Description of the task. Reproduce all of the data that follows, character for character.

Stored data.
--- --- ---
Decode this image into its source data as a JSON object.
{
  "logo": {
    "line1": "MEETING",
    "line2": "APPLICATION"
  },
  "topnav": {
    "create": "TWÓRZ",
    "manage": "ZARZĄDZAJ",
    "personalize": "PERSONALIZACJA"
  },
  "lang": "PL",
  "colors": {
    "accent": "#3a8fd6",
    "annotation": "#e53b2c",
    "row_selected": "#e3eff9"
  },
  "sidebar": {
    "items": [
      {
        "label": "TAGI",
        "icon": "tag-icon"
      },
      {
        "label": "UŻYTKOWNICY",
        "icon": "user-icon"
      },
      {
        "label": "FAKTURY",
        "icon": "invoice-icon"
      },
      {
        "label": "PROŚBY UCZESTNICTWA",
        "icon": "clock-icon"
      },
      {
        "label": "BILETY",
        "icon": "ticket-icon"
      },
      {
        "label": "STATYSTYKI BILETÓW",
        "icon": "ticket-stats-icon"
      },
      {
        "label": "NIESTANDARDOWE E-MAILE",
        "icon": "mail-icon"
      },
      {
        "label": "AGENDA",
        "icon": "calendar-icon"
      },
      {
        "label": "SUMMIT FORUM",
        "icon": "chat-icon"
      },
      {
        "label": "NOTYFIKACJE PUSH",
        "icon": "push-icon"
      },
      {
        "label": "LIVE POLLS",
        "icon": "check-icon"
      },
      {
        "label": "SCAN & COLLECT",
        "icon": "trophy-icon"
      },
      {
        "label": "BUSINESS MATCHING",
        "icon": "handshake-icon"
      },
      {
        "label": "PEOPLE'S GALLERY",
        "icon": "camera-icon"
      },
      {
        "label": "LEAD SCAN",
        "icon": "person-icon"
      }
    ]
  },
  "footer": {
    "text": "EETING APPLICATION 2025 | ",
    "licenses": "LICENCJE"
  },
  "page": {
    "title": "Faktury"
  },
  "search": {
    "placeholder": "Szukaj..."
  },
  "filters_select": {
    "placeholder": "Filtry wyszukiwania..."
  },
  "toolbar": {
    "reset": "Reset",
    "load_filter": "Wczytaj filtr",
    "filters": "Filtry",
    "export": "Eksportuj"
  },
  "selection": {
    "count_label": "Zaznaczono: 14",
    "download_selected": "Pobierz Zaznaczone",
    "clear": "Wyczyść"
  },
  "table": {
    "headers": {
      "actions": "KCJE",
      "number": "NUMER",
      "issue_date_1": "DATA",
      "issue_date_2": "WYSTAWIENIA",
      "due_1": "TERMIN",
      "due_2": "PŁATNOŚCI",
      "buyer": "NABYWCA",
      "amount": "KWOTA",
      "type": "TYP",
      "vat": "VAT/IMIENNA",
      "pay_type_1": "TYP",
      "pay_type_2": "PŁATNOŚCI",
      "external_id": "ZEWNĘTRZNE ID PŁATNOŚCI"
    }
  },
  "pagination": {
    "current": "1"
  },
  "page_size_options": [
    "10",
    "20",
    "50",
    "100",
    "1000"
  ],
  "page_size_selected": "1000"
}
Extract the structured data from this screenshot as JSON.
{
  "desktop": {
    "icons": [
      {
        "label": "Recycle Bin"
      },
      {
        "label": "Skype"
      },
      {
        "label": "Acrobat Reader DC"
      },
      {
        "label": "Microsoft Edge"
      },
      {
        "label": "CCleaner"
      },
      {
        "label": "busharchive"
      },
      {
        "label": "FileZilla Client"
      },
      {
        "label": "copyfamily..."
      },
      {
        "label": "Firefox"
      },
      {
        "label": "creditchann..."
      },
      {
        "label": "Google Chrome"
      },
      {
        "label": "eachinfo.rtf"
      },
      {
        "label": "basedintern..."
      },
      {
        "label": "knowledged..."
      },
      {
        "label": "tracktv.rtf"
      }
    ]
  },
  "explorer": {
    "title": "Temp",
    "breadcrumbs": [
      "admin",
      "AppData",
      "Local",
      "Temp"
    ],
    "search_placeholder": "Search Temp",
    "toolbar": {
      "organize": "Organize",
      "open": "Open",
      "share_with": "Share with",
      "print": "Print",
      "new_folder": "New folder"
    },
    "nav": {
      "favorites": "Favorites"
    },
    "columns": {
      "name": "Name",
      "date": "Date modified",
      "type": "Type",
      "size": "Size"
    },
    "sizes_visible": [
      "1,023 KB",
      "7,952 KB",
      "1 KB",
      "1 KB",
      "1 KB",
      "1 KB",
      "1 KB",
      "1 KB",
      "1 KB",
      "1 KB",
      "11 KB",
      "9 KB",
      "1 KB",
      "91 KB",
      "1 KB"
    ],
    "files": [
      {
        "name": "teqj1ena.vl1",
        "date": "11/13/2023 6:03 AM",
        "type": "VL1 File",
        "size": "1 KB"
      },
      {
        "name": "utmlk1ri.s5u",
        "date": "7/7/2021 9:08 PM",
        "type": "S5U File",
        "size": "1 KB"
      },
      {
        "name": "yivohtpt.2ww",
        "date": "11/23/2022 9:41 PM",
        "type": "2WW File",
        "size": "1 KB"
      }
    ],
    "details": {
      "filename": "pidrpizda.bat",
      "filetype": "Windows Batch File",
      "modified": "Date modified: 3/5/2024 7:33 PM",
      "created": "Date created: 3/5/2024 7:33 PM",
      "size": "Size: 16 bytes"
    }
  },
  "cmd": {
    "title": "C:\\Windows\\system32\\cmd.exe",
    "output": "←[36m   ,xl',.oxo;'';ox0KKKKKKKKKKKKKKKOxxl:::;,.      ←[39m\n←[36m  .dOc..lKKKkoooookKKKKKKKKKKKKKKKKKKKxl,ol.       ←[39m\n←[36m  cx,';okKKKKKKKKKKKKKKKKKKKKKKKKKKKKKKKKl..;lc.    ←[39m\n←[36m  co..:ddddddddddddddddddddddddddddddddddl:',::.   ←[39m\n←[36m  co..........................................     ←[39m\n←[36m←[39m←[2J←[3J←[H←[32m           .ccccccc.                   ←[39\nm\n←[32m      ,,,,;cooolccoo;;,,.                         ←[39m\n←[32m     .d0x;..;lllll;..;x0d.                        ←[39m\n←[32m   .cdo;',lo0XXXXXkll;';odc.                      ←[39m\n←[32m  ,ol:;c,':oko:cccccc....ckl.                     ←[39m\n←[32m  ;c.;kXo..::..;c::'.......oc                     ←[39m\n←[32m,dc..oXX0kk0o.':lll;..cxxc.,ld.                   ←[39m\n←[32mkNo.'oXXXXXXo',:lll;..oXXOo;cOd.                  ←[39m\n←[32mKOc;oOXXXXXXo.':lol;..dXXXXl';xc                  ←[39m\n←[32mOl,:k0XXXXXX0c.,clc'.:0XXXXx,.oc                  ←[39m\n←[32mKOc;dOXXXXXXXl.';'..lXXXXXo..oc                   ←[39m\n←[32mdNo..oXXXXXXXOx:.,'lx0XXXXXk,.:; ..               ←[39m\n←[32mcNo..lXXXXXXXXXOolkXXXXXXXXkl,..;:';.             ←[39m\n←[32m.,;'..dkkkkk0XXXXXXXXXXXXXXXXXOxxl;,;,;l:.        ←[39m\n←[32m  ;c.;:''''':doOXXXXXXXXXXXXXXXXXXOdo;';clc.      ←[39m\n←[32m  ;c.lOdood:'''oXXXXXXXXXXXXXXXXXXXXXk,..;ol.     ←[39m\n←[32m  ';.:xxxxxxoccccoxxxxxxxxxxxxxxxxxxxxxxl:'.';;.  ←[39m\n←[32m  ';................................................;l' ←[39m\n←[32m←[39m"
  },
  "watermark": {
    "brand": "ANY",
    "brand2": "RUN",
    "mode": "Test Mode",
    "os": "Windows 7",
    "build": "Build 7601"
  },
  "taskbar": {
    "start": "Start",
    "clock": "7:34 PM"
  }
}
--- --- ---
Reply.
Decode this image into its source data as a JSON object.
{
  "logo": {
    "line1": "MEETING",
    "line2": "APPLICATION"
  },
  "topnav": {
    "create": "TWÓRZ",
    "manage": "ZARZĄDZAJ",
    "personalize": "PERSONALIZACJA"
  },
  "lang": "PL",
  "colors": {
    "accent": "#3a8fd6",
    "annotation": "#e53b2c",
    "row_selected": "#e3eff9"
  },
  "sidebar": {
    "items": [
      {
        "label": "TAGI",
        "icon": "tag-icon"
      },
      {
        "label": "UŻYTKOWNICY",
        "icon": "user-icon"
      },
      {
        "label": "FAKTURY",
        "icon": "invoice-icon"
      },
      {
        "label": "PROŚBY UCZESTNICTWA",
        "icon": "clock-icon"
      },
      {
        "label": "BILETY",
        "icon": "ticket-icon"
      },
      {
        "label": "STATYSTYKI BILETÓW",
        "icon": "ticket-stats-icon"
      },
      {
        "label": "NIESTANDARDOWE E-MAILE",
        "icon": "mail-icon"
      },
      {
        "label": "AGENDA",
        "icon": "calendar-icon"
      },
      {
        "label": "SUMMIT FORUM",
        "icon": "chat-icon"
      },
      {
        "label": "NOTYFIKACJE PUSH",
        "icon": "push-icon"
      },
      {
        "label": "LIVE POLLS",
        "icon": "check-icon"
      },
      {
        "label": "SCAN & COLLECT",
        "icon": "trophy-icon"
      },
      {
        "label": "BUSINESS MATCHING",
        "icon": "handshake-icon"
      },
      {
        "label": "PEOPLE'S GALLERY",
        "icon": "camera-icon"
      },
      {
        "label": "LEAD SCAN",
        "icon": "person-icon"
      }
    ]
  },
  "footer": {
    "text": "EETING APPLICATION 2025 | ",
    "licenses": "LICENCJE"
  },
  "page": {
    "title": "Faktury"
  },
  "search": {
    "placeholder": "Szukaj..."
  },
  "filters_select": {
    "placeholder": "Filtry wyszukiwania..."
  },
  "toolbar": {
    "reset": "Reset",
    "load_filter": "Wczytaj filtr",
    "filters": "Filtry",
    "export": "Eksportuj"
  },
  "selection": {
    "count_label": "Zaznaczono: 14",
    "download_selected": "Pobierz Zaznaczone",
    "clear": "Wyczyść"
  },
  "table": {
    "headers": {
      "actions": "KCJE",
      "number": "NUMER",
      "issue_date_1": "DATA",
      "issue_date_2": "WYSTAWIENIA",
      "due_1": "TERMIN",
      "due_2": "PŁATNOŚCI",
      "buyer": "NABYWCA",
      "amount": "KWOTA",
      "type": "TYP",
      "vat": "VAT/IMIENNA",
      "pay_type_1": "TYP",
      "pay_type_2": "PŁATNOŚCI",
      "external_id": "ZEWNĘTRZNE ID PŁATNOŚCI"
    }
  },
  "pagination": {
    "current": "1"
  },
  "page_size_options": [
    "10",
    "20",
    "50",
    "100",
    "1000"
  ],
  "page_size_selected": "1000"
}
Extract the structured data from this screenshot as JSON.
{
  "desktop": {
    "icons": [
      {
        "label": "Recycle Bin"
      },
      {
        "label": "Skype"
      },
      {
        "label": "Acrobat Reader DC"
      },
      {
        "label": "Microsoft Edge"
      },
      {
        "label": "CCleaner"
      },
      {
        "label": "busharchive"
      },
      {
        "label": "FileZilla Client"
      },
      {
        "label": "copyfamily..."
      },
      {
        "label": "Firefox"
      },
      {
        "label": "creditchann..."
      },
      {
        "label": "Google Chrome"
      },
      {
        "label": "eachinfo.rtf"
      },
      {
        "label": "basedintern..."
      },
      {
        "label": "knowledged..."
      },
      {
        "label": "tracktv.rtf"
      }
    ]
  },
  "explorer": {
    "title": "Temp",
    "breadcrumbs": [
      "admin",
      "AppData",
      "Local",
      "Temp"
    ],
    "search_placeholder": "Search Temp",
    "toolbar": {
      "organize": "Organize",
      "open": "Open",
      "share_with": "Share with",
      "print": "Print",
      "new_folder": "New folder"
    },
    "nav": {
      "favorites": "Favorites"
    },
    "columns": {
      "name": "Name",
      "date": "Date modified",
      "type": "Type",
      "size": "Size"
    },
    "sizes_visible": [
      "1,023 KB",
      "7,952 KB",
      "1 KB",
      "1 KB",
      "1 KB",
      "1 KB",
      "1 KB",
      "1 KB",
      "1 KB",
      "1 KB",
      "11 KB",
      "9 KB",
      "1 KB",
      "91 KB",
      "1 KB"
    ],
    "files": [
      {
        "name": "teqj1ena.vl1",
        "date": "11/13/2023 6:03 AM",
        "type": "VL1 File",
        "size": "1 KB"
      },
      {
        "name": "utmlk1ri.s5u",
        "date": "7/7/2021 9:08 PM",
        "type": "S5U File",
        "size": "1 KB"
      },
      {
        "name": "yivohtpt.2ww",
        "date": "11/23/2022 9:41 PM",
        "type": "2WW File",
        "size": "1 KB"
      }
    ],
    "details": {
      "filename": "pidrpizda.bat",
      "filetype": "Windows Batch File",
      "modified": "Date modified: 3/5/2024 7:33 PM",
      "created": "Date created: 3/5/2024 7:33 PM",
      "size": "Size: 16 bytes"
    }
  },
  "cmd": {
    "title": "C:\\Windows\\system32\\cmd.exe",
    "output": "←[36m   ,xl',.oxo;'';ox0KKKKKKKKKKKKKKKOxxl:::;,.      ←[39m\n←[36m  .dOc..lKKKkoooookKKKKKKKKKKKKKKKKKKKxl,ol.       ←[39m\n←[36m  cx,';okKKKKKKKKKKKKKKKKKKKKKKKKKKKKKKKKl..;lc.    ←[39m\n←[36m  co..:ddddddddddddddddddddddddddddddddddl:',::.   ←[39m\n←[36m  co..........................................     ←[39m\n←[36m←[39m←[2J←[3J←[H←[32m           .ccccccc.                   ←[39\nm\n←[32m      ,,,,;cooolccoo;;,,.                         ←[39m\n←[32m     .d0x;..;lllll;..;x0d.                        ←[39m\n←[32m   .cdo;',lo0XXXXXkll;';odc.                      ←[39m\n←[32m  ,ol:;c,':oko:cccccc....ckl.                     ←[39m\n←[32m  ;c.;kXo..::..;c::'.......oc                     ←[39m\n←[32m,dc..oXX0kk0o.':lll;..cxxc.,ld.                   ←[39m\n←[32mkNo.'oXXXXXXo',:lll;..oXXOo;cOd.                  ←[39m\n←[32mKOc;oOXXXXXXo.':lol;..dXXXXl';xc                  ←[39m\n←[32mOl,:k0XXXXXX0c.,clc'.:0XXXXx,.oc                  ←[39m\n←[32mKOc;dOXXXXXXXl.';'..lXXXXXo..oc                   ←[39m\n←[32mdNo..oXXXXXXXOx:.,'lx0XXXXXk,.:; ..               ←[39m\n←[32mcNo..lXXXXXXXXXOolkXXXXXXXXkl,..;:';.             ←[39m\n←[32m.,;'..dkkkkk0XXXXXXXXXXXXXXXXXOxxl;,;,;l:.        ←[39m\n←[32m  ;c.;:''''':doOXXXXXXXXXXXXXXXXXXOdo;';clc.      ←[39m\n←[32m  ;c.lOdood:'''oXXXXXXXXXXXXXXXXXXXXXk,..;ol.     ←[39m\n←[32m  ';.:xxxxxxoccccoxxxxxxxxxxxxxxxxxxxxxxl:'.';;.  ←[39m\n←[32m  ';................................................;l' ←[39m\n←[32m←[39m"
  },
  "watermark": {
    "brand": "ANY",
    "brand2": "RUN",
    "mode": "Test Mode",
    "os": "Windows 7",
    "build": "Build 7601"
  },
  "taskbar": {
    "start": "Start",
    "clock": "7:34 PM"
  }
}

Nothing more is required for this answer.